▸ Written request
Search the records below for the word "span" and show every line where it occurs.

Dataset rows:
=====

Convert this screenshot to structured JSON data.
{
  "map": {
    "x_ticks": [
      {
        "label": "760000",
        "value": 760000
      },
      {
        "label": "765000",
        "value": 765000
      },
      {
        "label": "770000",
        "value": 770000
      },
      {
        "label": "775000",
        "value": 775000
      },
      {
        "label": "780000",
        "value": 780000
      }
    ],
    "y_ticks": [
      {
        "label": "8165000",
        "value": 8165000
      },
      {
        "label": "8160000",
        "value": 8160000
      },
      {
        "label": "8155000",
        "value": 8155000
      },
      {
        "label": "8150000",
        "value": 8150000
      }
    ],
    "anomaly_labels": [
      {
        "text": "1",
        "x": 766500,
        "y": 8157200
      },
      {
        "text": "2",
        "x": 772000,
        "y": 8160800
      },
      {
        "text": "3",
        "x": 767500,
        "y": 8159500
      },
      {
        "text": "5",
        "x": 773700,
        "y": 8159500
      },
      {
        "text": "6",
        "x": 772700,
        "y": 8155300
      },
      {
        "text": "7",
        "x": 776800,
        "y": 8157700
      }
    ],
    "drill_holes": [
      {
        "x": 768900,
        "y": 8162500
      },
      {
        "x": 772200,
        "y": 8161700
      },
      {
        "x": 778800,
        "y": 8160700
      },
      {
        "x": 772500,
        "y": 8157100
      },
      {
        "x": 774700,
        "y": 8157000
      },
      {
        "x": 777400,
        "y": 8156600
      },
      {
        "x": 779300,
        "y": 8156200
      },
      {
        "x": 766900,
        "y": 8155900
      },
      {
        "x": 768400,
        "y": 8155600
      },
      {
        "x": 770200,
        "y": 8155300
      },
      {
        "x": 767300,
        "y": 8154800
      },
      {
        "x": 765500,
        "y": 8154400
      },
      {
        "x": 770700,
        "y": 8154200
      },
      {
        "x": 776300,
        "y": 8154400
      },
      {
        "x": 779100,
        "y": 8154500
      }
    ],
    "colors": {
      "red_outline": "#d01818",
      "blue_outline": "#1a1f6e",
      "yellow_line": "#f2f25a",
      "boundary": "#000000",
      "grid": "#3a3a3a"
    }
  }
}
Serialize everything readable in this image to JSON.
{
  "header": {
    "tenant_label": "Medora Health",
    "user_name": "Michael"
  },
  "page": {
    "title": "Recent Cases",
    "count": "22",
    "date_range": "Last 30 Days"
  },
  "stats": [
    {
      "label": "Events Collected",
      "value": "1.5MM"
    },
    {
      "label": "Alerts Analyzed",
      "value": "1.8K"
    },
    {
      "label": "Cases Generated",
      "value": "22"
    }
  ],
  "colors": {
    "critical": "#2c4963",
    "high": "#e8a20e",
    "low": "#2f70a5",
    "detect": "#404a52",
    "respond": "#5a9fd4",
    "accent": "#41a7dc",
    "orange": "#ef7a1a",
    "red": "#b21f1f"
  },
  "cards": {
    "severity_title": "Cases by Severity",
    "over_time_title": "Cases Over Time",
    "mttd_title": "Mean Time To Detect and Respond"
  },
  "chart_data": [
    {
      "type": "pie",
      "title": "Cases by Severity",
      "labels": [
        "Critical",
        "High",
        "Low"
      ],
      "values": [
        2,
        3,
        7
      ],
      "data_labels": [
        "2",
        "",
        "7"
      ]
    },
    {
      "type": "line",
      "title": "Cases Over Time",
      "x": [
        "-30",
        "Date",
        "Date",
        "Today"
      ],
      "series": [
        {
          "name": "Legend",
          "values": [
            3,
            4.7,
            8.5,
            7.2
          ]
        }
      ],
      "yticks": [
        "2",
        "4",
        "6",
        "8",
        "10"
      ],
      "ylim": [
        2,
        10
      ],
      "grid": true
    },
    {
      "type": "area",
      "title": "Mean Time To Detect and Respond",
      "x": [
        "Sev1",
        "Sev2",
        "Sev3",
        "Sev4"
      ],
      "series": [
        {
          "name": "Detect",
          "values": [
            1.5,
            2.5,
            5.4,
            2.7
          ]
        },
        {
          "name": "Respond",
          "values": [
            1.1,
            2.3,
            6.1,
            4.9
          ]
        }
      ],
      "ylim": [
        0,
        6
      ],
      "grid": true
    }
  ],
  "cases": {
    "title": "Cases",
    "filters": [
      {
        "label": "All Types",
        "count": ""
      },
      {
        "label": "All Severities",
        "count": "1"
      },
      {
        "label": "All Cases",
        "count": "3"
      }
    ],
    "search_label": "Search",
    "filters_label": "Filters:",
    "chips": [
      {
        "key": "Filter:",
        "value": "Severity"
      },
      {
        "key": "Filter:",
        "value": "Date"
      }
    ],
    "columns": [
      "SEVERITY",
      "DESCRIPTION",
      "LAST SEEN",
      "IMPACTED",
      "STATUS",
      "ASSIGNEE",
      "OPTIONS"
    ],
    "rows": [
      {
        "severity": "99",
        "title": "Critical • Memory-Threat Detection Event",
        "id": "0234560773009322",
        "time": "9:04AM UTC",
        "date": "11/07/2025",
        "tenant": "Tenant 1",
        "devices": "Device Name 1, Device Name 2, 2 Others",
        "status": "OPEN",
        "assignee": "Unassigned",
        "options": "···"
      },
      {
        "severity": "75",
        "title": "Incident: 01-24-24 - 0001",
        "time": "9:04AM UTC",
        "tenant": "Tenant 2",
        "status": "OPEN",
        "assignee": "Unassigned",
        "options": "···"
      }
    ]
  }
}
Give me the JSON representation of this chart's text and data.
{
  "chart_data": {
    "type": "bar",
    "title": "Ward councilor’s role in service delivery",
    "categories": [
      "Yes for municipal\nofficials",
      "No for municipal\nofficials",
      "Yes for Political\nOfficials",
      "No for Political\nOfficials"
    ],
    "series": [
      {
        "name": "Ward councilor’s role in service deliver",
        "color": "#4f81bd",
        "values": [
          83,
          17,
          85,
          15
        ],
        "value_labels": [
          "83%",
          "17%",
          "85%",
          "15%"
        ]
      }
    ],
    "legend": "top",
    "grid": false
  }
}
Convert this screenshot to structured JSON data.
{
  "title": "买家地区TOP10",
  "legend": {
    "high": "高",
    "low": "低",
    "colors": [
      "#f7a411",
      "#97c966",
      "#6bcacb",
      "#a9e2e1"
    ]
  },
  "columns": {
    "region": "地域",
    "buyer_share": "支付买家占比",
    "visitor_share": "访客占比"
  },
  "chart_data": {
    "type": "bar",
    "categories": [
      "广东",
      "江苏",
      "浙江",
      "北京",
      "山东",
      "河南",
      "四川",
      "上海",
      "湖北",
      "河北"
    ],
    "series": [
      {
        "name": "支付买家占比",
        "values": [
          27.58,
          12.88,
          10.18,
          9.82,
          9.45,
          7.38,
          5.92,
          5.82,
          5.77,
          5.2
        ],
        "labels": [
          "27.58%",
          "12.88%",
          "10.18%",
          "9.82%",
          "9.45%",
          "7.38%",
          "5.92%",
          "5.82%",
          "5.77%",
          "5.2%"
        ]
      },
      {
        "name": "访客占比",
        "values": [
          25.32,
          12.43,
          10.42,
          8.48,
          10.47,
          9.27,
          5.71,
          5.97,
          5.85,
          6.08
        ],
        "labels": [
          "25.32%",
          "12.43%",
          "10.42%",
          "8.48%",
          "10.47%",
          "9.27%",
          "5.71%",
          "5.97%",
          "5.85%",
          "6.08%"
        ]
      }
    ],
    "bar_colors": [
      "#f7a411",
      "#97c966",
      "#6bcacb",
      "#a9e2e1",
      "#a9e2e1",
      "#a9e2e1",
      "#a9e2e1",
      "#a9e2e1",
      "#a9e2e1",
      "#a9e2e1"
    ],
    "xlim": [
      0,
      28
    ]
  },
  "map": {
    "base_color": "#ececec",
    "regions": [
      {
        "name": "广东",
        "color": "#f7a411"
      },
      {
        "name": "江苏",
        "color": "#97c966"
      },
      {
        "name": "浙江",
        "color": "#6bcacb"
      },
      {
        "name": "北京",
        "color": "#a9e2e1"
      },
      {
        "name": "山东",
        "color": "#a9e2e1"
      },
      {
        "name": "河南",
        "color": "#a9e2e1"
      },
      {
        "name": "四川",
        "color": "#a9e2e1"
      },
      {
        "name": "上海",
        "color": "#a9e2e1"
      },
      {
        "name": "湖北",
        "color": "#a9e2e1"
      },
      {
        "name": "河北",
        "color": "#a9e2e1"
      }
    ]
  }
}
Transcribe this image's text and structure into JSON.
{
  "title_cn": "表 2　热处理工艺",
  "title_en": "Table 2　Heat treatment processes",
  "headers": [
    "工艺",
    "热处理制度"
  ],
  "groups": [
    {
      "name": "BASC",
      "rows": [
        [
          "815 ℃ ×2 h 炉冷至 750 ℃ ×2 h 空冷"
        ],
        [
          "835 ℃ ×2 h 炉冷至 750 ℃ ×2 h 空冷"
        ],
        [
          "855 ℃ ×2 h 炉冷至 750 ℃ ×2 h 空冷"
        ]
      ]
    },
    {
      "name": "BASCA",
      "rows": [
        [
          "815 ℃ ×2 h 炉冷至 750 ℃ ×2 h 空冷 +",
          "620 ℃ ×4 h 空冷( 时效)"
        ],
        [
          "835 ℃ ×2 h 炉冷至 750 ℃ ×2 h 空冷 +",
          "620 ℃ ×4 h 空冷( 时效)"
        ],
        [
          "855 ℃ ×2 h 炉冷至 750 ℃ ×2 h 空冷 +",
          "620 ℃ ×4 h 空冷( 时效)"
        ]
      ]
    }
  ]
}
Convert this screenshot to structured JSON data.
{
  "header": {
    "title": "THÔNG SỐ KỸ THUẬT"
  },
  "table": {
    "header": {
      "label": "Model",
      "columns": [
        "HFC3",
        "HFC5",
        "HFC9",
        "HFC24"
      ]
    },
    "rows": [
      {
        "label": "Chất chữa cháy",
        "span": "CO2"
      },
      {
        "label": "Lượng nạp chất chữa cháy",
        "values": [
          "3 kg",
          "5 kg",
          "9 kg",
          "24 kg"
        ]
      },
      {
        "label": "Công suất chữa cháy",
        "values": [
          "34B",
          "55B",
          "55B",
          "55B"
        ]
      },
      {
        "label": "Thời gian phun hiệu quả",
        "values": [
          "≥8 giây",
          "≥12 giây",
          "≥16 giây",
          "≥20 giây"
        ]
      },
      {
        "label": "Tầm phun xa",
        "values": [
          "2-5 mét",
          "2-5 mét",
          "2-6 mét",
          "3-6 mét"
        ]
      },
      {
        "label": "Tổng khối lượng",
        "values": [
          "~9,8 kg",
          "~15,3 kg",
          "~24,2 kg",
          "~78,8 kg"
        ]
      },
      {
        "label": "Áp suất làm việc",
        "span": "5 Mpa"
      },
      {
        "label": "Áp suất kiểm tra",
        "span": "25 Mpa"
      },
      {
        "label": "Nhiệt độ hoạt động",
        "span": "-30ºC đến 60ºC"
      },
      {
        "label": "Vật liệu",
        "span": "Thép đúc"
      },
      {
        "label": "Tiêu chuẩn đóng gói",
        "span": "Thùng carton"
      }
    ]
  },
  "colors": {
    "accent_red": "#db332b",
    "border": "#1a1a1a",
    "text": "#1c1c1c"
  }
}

=====

▸ Response to the task
        "span": "CO2"
        "span": "5 Mpa"
        "span": "25 Mpa"
        "span": "-30ºC đến 60ºC"
        "span": "Thép đúc"
        "span": "Thùng carton"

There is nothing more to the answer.